◆ WRITTEN EXERCISE ◆
Note how many lines contain "продукции" and give that number, with nothing else.

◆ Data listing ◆
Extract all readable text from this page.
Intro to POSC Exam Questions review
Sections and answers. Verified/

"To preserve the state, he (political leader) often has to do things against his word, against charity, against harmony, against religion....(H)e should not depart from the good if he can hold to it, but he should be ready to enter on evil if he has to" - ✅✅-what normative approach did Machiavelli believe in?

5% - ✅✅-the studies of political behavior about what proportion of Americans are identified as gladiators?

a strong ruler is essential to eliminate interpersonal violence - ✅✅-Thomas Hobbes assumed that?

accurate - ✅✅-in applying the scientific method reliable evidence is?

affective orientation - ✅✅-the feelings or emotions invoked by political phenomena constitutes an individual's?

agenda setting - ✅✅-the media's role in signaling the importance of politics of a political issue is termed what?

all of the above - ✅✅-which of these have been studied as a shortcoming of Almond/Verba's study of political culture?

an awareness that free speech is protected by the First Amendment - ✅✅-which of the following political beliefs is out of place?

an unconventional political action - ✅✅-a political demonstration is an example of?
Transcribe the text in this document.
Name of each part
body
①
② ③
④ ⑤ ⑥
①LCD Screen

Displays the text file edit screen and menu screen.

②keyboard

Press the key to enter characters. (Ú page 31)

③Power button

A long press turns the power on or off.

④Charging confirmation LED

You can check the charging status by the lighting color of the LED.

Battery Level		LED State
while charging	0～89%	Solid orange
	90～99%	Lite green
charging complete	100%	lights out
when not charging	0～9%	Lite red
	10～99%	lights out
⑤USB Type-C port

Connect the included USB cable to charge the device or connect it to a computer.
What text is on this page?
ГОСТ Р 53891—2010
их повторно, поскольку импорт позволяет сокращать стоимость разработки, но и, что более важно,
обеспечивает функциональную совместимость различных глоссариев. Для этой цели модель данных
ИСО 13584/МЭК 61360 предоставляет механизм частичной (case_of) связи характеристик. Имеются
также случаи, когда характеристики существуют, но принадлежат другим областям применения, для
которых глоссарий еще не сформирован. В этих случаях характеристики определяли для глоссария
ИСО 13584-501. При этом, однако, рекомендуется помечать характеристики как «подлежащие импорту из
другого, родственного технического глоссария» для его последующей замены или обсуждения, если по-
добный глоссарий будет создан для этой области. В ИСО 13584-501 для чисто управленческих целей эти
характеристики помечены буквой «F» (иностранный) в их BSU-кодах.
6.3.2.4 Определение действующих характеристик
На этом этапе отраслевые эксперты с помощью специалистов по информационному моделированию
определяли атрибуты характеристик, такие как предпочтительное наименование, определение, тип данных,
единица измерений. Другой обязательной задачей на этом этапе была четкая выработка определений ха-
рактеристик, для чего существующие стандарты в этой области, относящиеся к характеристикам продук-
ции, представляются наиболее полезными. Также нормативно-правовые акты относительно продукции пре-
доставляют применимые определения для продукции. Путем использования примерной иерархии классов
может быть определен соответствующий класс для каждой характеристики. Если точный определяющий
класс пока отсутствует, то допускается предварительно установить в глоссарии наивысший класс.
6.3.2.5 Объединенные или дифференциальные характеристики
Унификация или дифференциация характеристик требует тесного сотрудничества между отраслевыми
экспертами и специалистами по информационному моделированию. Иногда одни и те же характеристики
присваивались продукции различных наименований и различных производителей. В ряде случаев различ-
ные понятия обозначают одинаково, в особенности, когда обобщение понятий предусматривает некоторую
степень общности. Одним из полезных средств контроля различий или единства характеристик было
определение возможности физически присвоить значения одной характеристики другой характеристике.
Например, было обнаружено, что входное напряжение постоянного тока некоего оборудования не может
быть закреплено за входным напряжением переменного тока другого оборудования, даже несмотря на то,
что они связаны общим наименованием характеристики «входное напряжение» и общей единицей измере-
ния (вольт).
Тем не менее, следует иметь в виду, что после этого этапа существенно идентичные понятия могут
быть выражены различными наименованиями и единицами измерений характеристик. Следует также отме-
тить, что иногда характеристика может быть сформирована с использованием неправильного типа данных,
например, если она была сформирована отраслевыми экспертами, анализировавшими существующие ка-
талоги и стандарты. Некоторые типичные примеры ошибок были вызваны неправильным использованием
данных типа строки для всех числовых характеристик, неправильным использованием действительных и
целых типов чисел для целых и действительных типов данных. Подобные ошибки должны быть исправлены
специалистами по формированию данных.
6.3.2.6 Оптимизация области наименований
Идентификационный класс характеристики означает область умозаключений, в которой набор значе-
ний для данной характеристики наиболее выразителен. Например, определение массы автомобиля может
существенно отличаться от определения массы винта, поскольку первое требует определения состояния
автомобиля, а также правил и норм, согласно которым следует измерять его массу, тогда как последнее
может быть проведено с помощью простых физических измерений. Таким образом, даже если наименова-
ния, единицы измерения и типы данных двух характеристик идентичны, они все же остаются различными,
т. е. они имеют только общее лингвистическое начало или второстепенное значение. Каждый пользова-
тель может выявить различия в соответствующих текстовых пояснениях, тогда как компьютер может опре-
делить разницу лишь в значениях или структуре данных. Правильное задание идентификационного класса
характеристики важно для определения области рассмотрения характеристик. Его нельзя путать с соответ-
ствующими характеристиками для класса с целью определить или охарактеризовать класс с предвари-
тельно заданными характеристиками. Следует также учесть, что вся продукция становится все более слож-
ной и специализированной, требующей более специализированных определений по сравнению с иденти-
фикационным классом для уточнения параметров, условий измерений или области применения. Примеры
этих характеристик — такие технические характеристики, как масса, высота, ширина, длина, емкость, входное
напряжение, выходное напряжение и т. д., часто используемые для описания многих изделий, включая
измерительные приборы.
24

◆ WRITTEN REPLY ◆
3